_TASK GOAL_:
Sift the material for lines containing "Auto", and return them.
=== SOURCE MATERIAL ===
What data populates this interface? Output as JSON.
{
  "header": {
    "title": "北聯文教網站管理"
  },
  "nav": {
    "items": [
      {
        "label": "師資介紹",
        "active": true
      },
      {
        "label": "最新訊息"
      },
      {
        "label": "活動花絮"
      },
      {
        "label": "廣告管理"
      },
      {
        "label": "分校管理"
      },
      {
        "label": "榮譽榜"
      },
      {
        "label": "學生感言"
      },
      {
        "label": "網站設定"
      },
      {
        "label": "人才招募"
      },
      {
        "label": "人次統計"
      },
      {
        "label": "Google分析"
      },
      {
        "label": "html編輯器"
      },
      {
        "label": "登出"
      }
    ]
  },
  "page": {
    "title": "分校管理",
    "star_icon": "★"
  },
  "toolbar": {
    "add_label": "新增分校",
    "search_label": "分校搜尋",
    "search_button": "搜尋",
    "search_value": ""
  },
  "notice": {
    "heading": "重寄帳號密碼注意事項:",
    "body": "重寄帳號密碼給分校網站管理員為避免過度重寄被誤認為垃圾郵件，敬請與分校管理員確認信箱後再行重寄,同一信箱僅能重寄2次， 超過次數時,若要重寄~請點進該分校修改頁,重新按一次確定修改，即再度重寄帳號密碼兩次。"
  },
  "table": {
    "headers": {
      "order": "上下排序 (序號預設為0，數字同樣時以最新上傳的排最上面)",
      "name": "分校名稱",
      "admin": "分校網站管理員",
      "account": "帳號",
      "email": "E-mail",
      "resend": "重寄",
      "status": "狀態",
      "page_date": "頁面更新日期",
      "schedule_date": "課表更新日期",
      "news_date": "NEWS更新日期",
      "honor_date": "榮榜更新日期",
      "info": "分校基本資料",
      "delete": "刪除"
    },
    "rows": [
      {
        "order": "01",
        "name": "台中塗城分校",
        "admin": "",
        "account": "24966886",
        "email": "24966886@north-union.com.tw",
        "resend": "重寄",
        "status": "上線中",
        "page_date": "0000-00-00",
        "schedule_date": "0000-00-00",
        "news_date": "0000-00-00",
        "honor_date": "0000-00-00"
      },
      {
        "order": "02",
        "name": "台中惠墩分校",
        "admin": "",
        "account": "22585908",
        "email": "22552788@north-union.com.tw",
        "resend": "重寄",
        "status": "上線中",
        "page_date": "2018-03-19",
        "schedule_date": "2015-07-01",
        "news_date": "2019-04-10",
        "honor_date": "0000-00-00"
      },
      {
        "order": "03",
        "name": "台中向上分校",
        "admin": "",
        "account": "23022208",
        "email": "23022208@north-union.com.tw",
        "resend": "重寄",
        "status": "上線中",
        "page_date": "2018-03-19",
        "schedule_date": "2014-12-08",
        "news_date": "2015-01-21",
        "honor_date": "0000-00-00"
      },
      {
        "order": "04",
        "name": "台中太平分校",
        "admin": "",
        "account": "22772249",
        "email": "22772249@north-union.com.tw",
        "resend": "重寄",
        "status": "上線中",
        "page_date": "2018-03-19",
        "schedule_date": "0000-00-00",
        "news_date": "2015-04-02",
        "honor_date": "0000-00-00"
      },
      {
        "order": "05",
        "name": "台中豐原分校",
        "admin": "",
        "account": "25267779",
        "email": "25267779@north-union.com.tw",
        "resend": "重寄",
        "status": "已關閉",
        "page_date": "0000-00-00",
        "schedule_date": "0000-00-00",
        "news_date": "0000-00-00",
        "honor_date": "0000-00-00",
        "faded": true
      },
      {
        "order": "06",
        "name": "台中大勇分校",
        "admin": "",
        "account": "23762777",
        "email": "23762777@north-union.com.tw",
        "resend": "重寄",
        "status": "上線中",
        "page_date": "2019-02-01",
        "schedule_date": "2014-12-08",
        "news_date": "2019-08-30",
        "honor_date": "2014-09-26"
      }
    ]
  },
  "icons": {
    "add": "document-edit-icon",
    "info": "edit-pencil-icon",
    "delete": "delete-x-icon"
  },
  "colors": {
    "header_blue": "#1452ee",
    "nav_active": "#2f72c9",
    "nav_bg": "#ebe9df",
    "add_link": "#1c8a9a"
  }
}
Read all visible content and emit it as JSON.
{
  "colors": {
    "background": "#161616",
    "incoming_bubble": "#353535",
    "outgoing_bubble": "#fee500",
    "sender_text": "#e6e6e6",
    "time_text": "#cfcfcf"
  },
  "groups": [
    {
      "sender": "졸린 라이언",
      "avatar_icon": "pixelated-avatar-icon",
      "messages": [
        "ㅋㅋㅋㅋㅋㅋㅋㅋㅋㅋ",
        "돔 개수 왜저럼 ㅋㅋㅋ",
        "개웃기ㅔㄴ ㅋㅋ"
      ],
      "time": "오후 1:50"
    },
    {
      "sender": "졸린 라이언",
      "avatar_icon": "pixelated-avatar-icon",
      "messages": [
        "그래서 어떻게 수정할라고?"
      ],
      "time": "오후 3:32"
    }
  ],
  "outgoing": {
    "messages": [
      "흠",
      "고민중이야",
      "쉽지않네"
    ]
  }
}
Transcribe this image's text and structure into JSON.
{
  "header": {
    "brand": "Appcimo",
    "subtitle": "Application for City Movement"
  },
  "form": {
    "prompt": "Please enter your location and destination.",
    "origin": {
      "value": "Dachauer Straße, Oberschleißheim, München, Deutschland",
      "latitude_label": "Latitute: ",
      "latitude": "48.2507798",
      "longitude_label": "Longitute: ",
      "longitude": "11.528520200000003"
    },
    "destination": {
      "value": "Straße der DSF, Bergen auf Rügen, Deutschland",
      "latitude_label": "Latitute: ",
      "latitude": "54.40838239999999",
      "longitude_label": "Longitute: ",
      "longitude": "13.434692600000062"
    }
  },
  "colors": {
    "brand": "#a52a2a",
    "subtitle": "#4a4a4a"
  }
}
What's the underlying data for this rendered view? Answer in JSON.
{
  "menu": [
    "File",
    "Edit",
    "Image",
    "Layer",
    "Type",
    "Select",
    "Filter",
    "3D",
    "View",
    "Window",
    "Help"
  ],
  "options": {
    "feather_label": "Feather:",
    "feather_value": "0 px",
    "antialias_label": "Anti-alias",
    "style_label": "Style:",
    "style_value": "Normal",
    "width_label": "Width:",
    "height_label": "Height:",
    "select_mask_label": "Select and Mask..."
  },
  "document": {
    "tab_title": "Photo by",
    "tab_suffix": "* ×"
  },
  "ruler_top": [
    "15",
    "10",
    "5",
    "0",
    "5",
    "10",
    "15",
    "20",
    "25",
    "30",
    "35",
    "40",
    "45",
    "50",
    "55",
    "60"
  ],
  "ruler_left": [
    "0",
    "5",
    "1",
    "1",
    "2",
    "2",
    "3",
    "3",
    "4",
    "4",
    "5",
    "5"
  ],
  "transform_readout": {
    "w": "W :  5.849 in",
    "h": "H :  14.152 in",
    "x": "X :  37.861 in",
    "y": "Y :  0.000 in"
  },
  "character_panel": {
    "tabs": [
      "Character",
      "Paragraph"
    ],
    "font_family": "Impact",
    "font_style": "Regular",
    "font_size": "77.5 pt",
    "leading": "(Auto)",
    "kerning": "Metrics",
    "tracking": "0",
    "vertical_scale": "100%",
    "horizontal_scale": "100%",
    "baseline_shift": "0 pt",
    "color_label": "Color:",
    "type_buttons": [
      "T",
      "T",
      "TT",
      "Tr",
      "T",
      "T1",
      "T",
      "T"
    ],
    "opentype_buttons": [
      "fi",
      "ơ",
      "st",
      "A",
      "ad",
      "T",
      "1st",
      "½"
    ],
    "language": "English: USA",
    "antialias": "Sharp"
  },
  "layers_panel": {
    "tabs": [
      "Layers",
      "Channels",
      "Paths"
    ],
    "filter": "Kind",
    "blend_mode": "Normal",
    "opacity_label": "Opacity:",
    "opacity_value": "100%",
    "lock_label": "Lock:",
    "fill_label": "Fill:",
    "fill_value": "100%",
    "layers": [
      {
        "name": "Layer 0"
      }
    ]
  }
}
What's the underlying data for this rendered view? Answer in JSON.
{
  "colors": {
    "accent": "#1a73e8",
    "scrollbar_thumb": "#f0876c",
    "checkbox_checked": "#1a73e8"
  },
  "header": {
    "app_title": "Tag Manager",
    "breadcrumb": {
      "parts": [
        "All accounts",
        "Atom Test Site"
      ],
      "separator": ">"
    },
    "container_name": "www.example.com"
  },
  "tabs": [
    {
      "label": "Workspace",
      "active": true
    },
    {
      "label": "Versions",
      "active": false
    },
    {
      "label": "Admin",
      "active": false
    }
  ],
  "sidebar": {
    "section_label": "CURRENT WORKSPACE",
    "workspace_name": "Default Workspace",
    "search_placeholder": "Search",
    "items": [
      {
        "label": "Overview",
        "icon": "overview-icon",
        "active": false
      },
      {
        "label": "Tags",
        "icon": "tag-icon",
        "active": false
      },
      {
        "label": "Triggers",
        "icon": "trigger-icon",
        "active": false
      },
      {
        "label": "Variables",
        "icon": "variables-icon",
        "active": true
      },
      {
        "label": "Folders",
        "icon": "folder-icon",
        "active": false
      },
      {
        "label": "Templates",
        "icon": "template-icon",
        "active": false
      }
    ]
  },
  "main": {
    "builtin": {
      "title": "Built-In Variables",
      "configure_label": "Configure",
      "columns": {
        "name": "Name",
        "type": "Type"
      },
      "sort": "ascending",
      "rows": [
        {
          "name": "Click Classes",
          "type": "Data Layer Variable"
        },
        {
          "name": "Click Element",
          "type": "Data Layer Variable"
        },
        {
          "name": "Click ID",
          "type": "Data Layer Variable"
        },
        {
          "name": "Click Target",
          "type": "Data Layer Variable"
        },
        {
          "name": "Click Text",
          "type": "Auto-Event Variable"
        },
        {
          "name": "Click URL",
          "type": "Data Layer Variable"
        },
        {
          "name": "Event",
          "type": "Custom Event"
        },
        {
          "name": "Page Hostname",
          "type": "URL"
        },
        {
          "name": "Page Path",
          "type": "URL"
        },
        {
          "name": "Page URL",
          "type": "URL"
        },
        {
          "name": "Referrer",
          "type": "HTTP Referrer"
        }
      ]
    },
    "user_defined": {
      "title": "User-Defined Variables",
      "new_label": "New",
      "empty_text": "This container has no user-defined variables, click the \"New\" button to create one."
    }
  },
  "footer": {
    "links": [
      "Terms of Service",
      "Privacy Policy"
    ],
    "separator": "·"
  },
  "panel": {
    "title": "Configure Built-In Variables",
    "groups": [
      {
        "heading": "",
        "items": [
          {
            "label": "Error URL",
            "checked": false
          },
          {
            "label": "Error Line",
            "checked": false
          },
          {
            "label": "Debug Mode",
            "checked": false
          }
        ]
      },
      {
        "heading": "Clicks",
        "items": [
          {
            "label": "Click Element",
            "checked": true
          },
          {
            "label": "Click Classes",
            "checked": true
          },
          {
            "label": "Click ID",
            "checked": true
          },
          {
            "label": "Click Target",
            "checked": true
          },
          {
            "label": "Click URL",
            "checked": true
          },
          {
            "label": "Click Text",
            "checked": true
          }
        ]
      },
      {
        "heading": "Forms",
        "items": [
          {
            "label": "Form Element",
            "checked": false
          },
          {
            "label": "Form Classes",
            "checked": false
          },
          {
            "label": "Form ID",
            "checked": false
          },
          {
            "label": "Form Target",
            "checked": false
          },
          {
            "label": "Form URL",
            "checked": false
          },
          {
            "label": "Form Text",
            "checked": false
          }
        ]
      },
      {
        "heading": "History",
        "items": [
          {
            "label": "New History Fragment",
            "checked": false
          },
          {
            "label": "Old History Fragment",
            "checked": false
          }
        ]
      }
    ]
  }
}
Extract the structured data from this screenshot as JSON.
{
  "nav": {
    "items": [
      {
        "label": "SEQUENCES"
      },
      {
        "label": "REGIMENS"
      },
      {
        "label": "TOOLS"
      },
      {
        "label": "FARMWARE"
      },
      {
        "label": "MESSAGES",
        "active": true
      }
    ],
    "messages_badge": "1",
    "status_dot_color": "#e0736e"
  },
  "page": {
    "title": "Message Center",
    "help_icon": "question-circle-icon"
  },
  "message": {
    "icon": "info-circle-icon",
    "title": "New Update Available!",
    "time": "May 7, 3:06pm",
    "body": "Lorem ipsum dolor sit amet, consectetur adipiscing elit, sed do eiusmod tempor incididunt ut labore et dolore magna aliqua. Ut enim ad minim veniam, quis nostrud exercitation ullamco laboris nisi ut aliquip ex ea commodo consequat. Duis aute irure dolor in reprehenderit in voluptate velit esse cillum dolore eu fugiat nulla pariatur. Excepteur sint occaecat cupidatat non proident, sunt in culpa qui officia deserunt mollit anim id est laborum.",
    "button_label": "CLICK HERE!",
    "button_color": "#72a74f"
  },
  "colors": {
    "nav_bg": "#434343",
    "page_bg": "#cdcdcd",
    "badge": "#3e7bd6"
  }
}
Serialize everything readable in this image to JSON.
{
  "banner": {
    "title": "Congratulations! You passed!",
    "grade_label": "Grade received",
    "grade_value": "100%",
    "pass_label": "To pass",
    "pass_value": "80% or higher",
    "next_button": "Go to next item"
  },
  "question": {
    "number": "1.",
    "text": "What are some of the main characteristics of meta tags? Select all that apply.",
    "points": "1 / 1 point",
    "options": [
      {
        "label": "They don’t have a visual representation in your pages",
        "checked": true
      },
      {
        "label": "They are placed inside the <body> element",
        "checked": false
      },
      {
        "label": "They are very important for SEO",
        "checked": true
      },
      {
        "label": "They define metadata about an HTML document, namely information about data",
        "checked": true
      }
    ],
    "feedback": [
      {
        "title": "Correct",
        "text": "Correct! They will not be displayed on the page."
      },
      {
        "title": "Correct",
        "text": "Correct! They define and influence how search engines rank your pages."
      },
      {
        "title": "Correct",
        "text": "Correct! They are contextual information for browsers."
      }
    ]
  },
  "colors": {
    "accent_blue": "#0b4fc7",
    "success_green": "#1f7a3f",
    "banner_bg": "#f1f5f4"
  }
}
===
_TASK SOLUTION_:
    "leading": "(Auto)",
          "type": "Auto-Event Variable"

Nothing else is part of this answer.